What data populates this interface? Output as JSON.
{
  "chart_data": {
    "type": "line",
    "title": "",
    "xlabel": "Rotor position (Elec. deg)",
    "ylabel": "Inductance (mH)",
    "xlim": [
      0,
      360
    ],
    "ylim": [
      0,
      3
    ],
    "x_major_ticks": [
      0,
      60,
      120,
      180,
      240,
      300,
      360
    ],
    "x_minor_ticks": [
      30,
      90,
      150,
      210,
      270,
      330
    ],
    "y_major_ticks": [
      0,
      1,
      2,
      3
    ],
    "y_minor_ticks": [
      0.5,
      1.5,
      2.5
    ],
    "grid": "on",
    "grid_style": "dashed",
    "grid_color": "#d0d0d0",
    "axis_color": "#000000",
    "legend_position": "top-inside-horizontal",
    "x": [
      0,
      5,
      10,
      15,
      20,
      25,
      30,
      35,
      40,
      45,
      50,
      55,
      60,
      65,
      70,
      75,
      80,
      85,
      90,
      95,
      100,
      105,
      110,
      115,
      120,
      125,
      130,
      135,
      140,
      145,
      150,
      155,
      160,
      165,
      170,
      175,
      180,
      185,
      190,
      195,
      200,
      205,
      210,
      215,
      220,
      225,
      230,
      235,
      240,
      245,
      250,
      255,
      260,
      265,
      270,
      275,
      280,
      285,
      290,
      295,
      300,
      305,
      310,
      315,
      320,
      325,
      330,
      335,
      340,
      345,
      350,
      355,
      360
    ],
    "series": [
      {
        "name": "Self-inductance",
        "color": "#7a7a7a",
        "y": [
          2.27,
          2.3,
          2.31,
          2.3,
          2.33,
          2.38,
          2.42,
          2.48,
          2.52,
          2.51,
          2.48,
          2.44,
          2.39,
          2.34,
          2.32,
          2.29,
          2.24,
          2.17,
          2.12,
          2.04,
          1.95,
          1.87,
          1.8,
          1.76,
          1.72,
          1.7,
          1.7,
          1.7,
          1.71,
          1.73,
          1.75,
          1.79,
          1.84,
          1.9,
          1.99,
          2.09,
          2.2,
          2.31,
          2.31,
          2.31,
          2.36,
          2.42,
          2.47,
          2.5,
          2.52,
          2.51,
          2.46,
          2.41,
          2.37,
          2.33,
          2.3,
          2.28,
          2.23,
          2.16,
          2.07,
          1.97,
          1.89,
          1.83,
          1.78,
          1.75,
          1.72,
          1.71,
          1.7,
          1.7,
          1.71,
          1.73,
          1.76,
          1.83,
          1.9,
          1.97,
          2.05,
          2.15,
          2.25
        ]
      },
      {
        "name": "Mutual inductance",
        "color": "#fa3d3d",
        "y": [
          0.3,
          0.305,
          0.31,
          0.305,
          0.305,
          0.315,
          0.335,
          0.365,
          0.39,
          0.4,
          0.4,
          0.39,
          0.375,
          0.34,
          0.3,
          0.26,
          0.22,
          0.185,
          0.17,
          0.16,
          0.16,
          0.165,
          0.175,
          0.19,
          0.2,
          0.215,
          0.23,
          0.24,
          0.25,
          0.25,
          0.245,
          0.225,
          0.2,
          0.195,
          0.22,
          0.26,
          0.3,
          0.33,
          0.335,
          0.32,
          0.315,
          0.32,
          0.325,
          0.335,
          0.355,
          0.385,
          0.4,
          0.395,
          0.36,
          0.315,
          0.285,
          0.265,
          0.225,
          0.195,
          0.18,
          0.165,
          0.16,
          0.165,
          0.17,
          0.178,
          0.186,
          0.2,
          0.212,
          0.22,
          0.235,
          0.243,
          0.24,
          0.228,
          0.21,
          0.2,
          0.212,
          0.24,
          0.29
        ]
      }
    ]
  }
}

###

Aim of the task: Output all of the data above without any alteration.

Solved problem:
What data populates this interface? Output as JSON.
{
  "chart_data": {
    "type": "line",
    "title": "",
    "xlabel": "Rotor position (Elec. deg)",
    "ylabel": "Inductance (mH)",
    "xlim": [
      0,
      360
    ],
    "ylim": [
      0,
      3
    ],
    "x_major_ticks": [
      0,
      60,
      120,
      180,
      240,
      300,
      360
    ],
    "x_minor_ticks": [
      30,
      90,
      150,
      210,
      270,
      330
    ],
    "y_major_ticks": [
      0,
      1,
      2,
      3
    ],
    "y_minor_ticks": [
      0.5,
      1.5,
      2.5
    ],
    "grid": "on",
    "grid_style": "dashed",
    "grid_color": "#d0d0d0",
    "axis_color": "#000000",
    "legend_position": "top-inside-horizontal",
    "x": [
      0,
      5,
      10,
      15,
      20,
      25,
      30,
      35,
      40,
      45,
      50,
      55,
      60,
      65,
      70,
      75,
      80,
      85,
      90,
      95,
      100,
      105,
      110,
      115,
      120,
      125,
      130,
      135,
      140,
      145,
      150,
      155,
      160,
      165,
      170,
      175,
      180,
      185,
      190,
      195,
      200,
      205,
      210,
      215,
      220,
      225,
      230,
      235,
      240,
      245,
      250,
      255,
      260,
      265,
      270,
      275,
      280,
      285,
      290,
      295,
      300,
      305,
      310,
      315,
      320,
      325,
      330,
      335,
      340,
      345,
      350,
      355,
      360
    ],
    "series": [
      {
        "name": "Self-inductance",
        "color": "#7a7a7a",
        "y": [
          2.27,
          2.3,
          2.31,
          2.3,
          2.33,
          2.38,
          2.42,
          2.48,
          2.52,
          2.51,
          2.48,
          2.44,
          2.39,
          2.34,
          2.32,
          2.29,
          2.24,
          2.17,
          2.12,
          2.04,
          1.95,
          1.87,
          1.8,
          1.76,
          1.72,
          1.7,
          1.7,
          1.7,
          1.71,
          1.73,
          1.75,
          1.79,
          1.84,
          1.9,
          1.99,
          2.09,
          2.2,
          2.31,
          2.31,
          2.31,
          2.36,
          2.42,
          2.47,
          2.5,
          2.52,
          2.51,
          2.46,
          2.41,
          2.37,
          2.33,
          2.3,
          2.28,
          2.23,
          2.16,
          2.07,
          1.97,
          1.89,
          1.83,
          1.78,
          1.75,
          1.72,
          1.71,
          1.7,
          1.7,
          1.71,
          1.73,
          1.76,
          1.83,
          1.9,
          1.97,
          2.05,
          2.15,
          2.25
        ]
      },
      {
        "name": "Mutual inductance",
        "color": "#fa3d3d",
        "y": [
          0.3,
          0.305,
          0.31,
          0.305,
          0.305,
          0.315,
          0.335,
          0.365,
          0.39,
          0.4,
          0.4,
          0.39,
          0.375,
          0.34,
          0.3,
          0.26,
          0.22,
          0.185,
          0.17,
          0.16,
          0.16,
          0.165,
          0.175,
          0.19,
          0.2,
          0.215,
          0.23,
          0.24,
          0.25,
          0.25,
          0.245,
          0.225,
          0.2,
          0.195,
          0.22,
          0.26,
          0.3,
          0.33,
          0.335,
          0.32,
          0.315,
          0.32,
          0.325,
          0.335,
          0.355,
          0.385,
          0.4,
          0.395,
          0.36,
          0.315,
          0.285,
          0.265,
          0.225,
          0.195,
          0.18,
          0.165,
          0.16,
          0.165,
          0.17,
          0.178,
          0.186,
          0.2,
          0.212,
          0.22,
          0.235,
          0.243,
          0.24,
          0.228,
          0.21,
          0.2,
          0.212,
          0.24,
          0.29
        ]
      }
    ]
  }
}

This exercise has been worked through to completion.